Saved entries
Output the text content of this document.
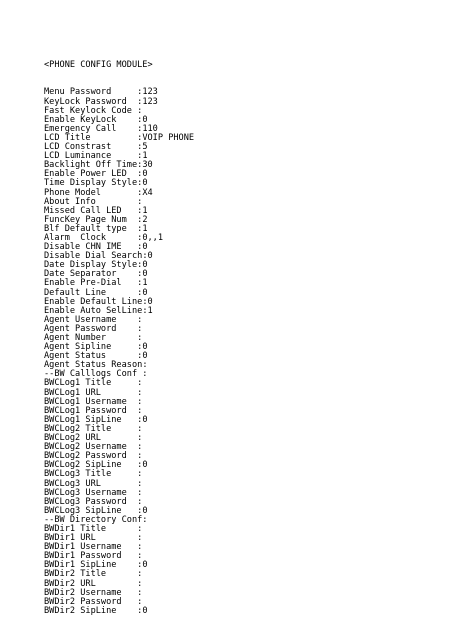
<PHONE CONFIG MODULE>

Menu Password     :123
KeyLock Password  :123
Fast Keylock Code :
Enable KeyLock    :0
Emergency Call    :110
LCD Title         :VOIP PHONE
LCD Constrast     :5
LCD Luminance     :1
Backlight Off Time:30
Enable Power LED  :0
Time Display Style:0
Phone Model       :X4
About Info        :
Missed Call LED   :1
FuncKey Page Num  :2
Blf Default type  :1
Alarm  Clock      :0,,1
Disable CHN IME   :0
Disable Dial Search:0
Date Display Style:0
Date Separator    :0
Enable Pre-Dial   :1
Default Line      :0
Enable Default Line:0
Enable Auto SelLine:1
Agent Username    :
Agent Password    :
Agent Number      :
Agent Sipline     :0
Agent Status      :0
Agent Status Reason:
--BW Calllogs Conf :
BWCLog1 Title     :
BWCLog1 URL       :
BWCLog1 Username  :
BWCLog1 Password  :
BWCLog1 SipLine   :0
BWCLog2 Title     :
BWCLog2 URL       :
BWCLog2 Username  :
BWCLog2 Password  :
BWCLog2 SipLine   :0
BWCLog3 Title     :
BWCLog3 URL       :
BWCLog3 Username  :
BWCLog3 Password  :
BWCLog3 SipLine   :0
--BW Directory Conf:
BWDir1 Title      :
BWDir1 URL        :
BWDir1 Username   :
BWDir1 Password   :
BWDir1 SipLine    :0
BWDir2 Title      :
BWDir2 URL        :
BWDir2 Username   :
BWDir2 Password   :
BWDir2 SipLine    :0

=== WHAT TO WORK ON ===
Going through the entries above, report how many lines include the string "Style". The number alone is the answer.

=== ANSWER FOR THE TASK ===
2